RECORD SET »
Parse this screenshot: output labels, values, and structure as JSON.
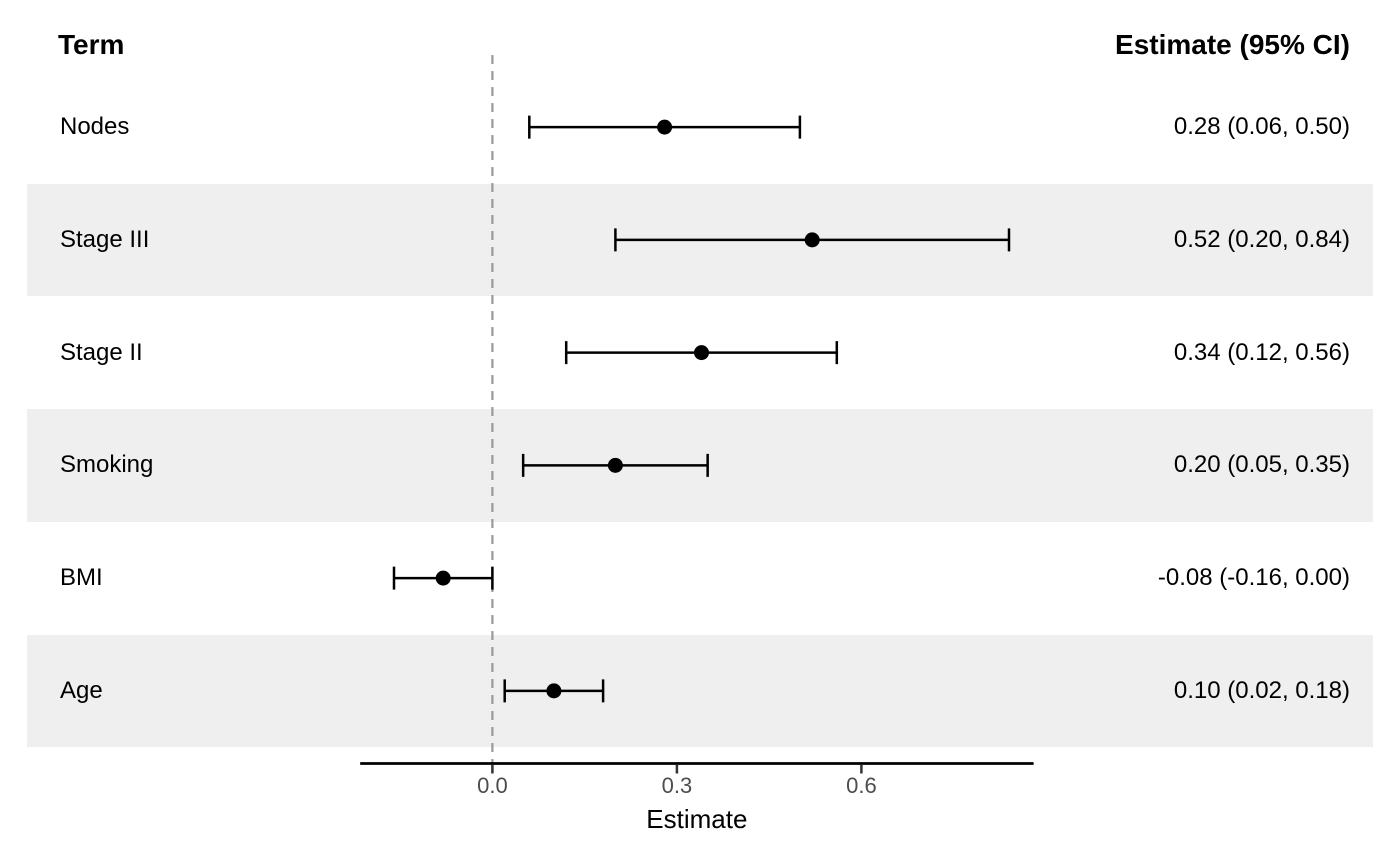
{
  "chart_data": {
    "type": "forest",
    "columns": {
      "term_header": "Term",
      "estimate_header": "Estimate (95% CI)"
    },
    "xlabel": "Estimate",
    "xlim": [
      -0.215,
      0.88
    ],
    "x_ticks": [
      {
        "value": 0.0,
        "label": "0.0"
      },
      {
        "value": 0.3,
        "label": "0.3"
      },
      {
        "value": 0.6,
        "label": "0.6"
      }
    ],
    "zero_line_value": 0,
    "rows": [
      {
        "term": "Nodes",
        "estimate": 0.28,
        "ci_low": 0.06,
        "ci_high": 0.5,
        "estimate_label": "0.28 (0.06, 0.50)"
      },
      {
        "term": "Stage III",
        "estimate": 0.52,
        "ci_low": 0.2,
        "ci_high": 0.84,
        "estimate_label": "0.52 (0.20, 0.84)"
      },
      {
        "term": "Stage II",
        "estimate": 0.34,
        "ci_low": 0.12,
        "ci_high": 0.56,
        "estimate_label": "0.34 (0.12, 0.56)"
      },
      {
        "term": "Smoking",
        "estimate": 0.2,
        "ci_low": 0.05,
        "ci_high": 0.35,
        "estimate_label": "0.20 (0.05, 0.35)"
      },
      {
        "term": "BMI",
        "estimate": -0.08,
        "ci_low": -0.16,
        "ci_high": 0.0,
        "estimate_label": "-0.08 (-0.16, 0.00)"
      },
      {
        "term": "Age",
        "estimate": 0.1,
        "ci_low": 0.02,
        "ci_high": 0.18,
        "estimate_label": "0.10 (0.02, 0.18)"
      }
    ],
    "legend": null,
    "grid": false
  },
  "style": {
    "stripe_color": "#EFEFEF",
    "row_plain_color": "#FFFFFF",
    "zero_line_color": "#999999",
    "marker_color": "#000000",
    "axis_line_color": "#000000",
    "tick_mark_color": "#333333",
    "tick_label_color": "#4D4D4D"
  }
}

EXERCISE DIRECTIONS » Copy out all the records exactly, excluding pictures.

FULL ANSWER »
Parse this screenshot: output labels, values, and structure as JSON.
{
  "chart_data": {
    "type": "forest",
    "columns": {
      "term_header": "Term",
      "estimate_header": "Estimate (95% CI)"
    },
    "xlabel": "Estimate",
    "xlim": [
      -0.215,
      0.88
    ],
    "x_ticks": [
      {
        "value": 0.0,
        "label": "0.0"
      },
      {
        "value": 0.3,
        "label": "0.3"
      },
      {
        "value": 0.6,
        "label": "0.6"
      }
    ],
    "zero_line_value": 0,
    "rows": [
      {
        "term": "Nodes",
        "estimate": 0.28,
        "ci_low": 0.06,
        "ci_high": 0.5,
        "estimate_label": "0.28 (0.06, 0.50)"
      },
      {
        "term": "Stage III",
        "estimate": 0.52,
        "ci_low": 0.2,
        "ci_high": 0.84,
        "estimate_label": "0.52 (0.20, 0.84)"
      },
      {
        "term": "Stage II",
        "estimate": 0.34,
        "ci_low": 0.12,
        "ci_high": 0.56,
        "estimate_label": "0.34 (0.12, 0.56)"
      },
      {
        "term": "Smoking",
        "estimate": 0.2,
        "ci_low": 0.05,
        "ci_high": 0.35,
        "estimate_label": "0.20 (0.05, 0.35)"
      },
      {
        "term": "BMI",
        "estimate": -0.08,
        "ci_low": -0.16,
        "ci_high": 0.0,
        "estimate_label": "-0.08 (-0.16, 0.00)"
      },
      {
        "term": "Age",
        "estimate": 0.1,
        "ci_low": 0.02,
        "ci_high": 0.18,
        "estimate_label": "0.10 (0.02, 0.18)"
      }
    ],
    "legend": null,
    "grid": false
  },
  "style": {
    "stripe_color": "#EFEFEF",
    "row_plain_color": "#FFFFFF",
    "zero_line_color": "#999999",
    "marker_color": "#000000",
    "axis_line_color": "#000000",
    "tick_mark_color": "#333333",
    "tick_label_color": "#4D4D4D"
  }
}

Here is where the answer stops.